_GIVEN DATA_.
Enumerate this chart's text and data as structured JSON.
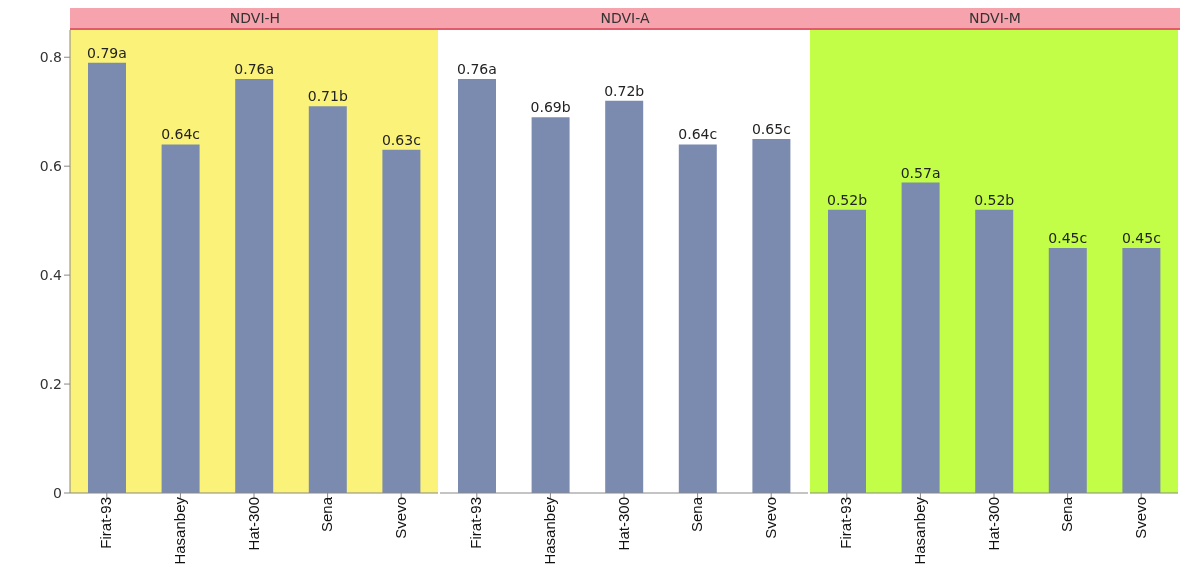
{
  "chart_data": [
    {
      "type": "bar",
      "title": "NDVI-H",
      "categories": [
        "Firat-93",
        "Hasanbey",
        "Hat-300",
        "Sena",
        "Svevo"
      ],
      "values": [
        0.79,
        0.64,
        0.76,
        0.71,
        0.63
      ],
      "value_labels": [
        "0.79a",
        "0.64c",
        "0.76a",
        "0.71b",
        "0.63c"
      ],
      "color": "#7b8bb0",
      "ylim": [
        0,
        0.85
      ],
      "yticks": [
        0,
        0.2,
        0.4,
        0.6,
        0.8
      ]
    },
    {
      "type": "bar",
      "title": "NDVI-A",
      "categories": [
        "Firat-93",
        "Hasanbey",
        "Hat-300",
        "Sena",
        "Svevo"
      ],
      "values": [
        0.76,
        0.69,
        0.72,
        0.64,
        0.65
      ],
      "value_labels": [
        "0.76a",
        "0.69b",
        "0.72b",
        "0.64c",
        "0.65c"
      ],
      "color": "#7b8bb0",
      "ylim": [
        0,
        0.85
      ],
      "yticks": [
        0,
        0.2,
        0.4,
        0.6,
        0.8
      ],
      "tick_labels": "x"
    },
    {
      "type": "bar",
      "title": "NDVI-M",
      "categories": [
        "Firat-93",
        "Hasanbey",
        "Hat-300",
        "Sena",
        "Svevo"
      ],
      "values": [
        0.52,
        0.57,
        0.52,
        0.45,
        0.45
      ],
      "value_labels": [
        "0.52b",
        "0.57a",
        "0.52b",
        "0.45c",
        "0.45c"
      ],
      "color": "#7b8bb0",
      "ylim": [
        0,
        0.85
      ],
      "yticks": [
        0,
        0.2,
        0.4,
        0.6,
        0.8
      ],
      "tick_labels": "x"
    }
  ]
}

_TASK TO COMPLETE_. Output the records above exactly; leave out the pictures.

_EXERCISE RESPONSE_.
Enumerate this chart's text and data as structured JSON.
{
  "chart_data": [
    {
      "type": "bar",
      "title": "NDVI-H",
      "categories": [
        "Firat-93",
        "Hasanbey",
        "Hat-300",
        "Sena",
        "Svevo"
      ],
      "values": [
        0.79,
        0.64,
        0.76,
        0.71,
        0.63
      ],
      "value_labels": [
        "0.79a",
        "0.64c",
        "0.76a",
        "0.71b",
        "0.63c"
      ],
      "color": "#7b8bb0",
      "ylim": [
        0,
        0.85
      ],
      "yticks": [
        0,
        0.2,
        0.4,
        0.6,
        0.8
      ]
    },
    {
      "type": "bar",
      "title": "NDVI-A",
      "categories": [
        "Firat-93",
        "Hasanbey",
        "Hat-300",
        "Sena",
        "Svevo"
      ],
      "values": [
        0.76,
        0.69,
        0.72,
        0.64,
        0.65
      ],
      "value_labels": [
        "0.76a",
        "0.69b",
        "0.72b",
        "0.64c",
        "0.65c"
      ],
      "color": "#7b8bb0",
      "ylim": [
        0,
        0.85
      ],
      "yticks": [
        0,
        0.2,
        0.4,
        0.6,
        0.8
      ],
      "tick_labels": "x"
    },
    {
      "type": "bar",
      "title": "NDVI-M",
      "categories": [
        "Firat-93",
        "Hasanbey",
        "Hat-300",
        "Sena",
        "Svevo"
      ],
      "values": [
        0.52,
        0.57,
        0.52,
        0.45,
        0.45
      ],
      "value_labels": [
        "0.52b",
        "0.57a",
        "0.52b",
        "0.45c",
        "0.45c"
      ],
      "color": "#7b8bb0",
      "ylim": [
        0,
        0.85
      ],
      "yticks": [
        0,
        0.2,
        0.4,
        0.6,
        0.8
      ],
      "tick_labels": "x"
    }
  ]
}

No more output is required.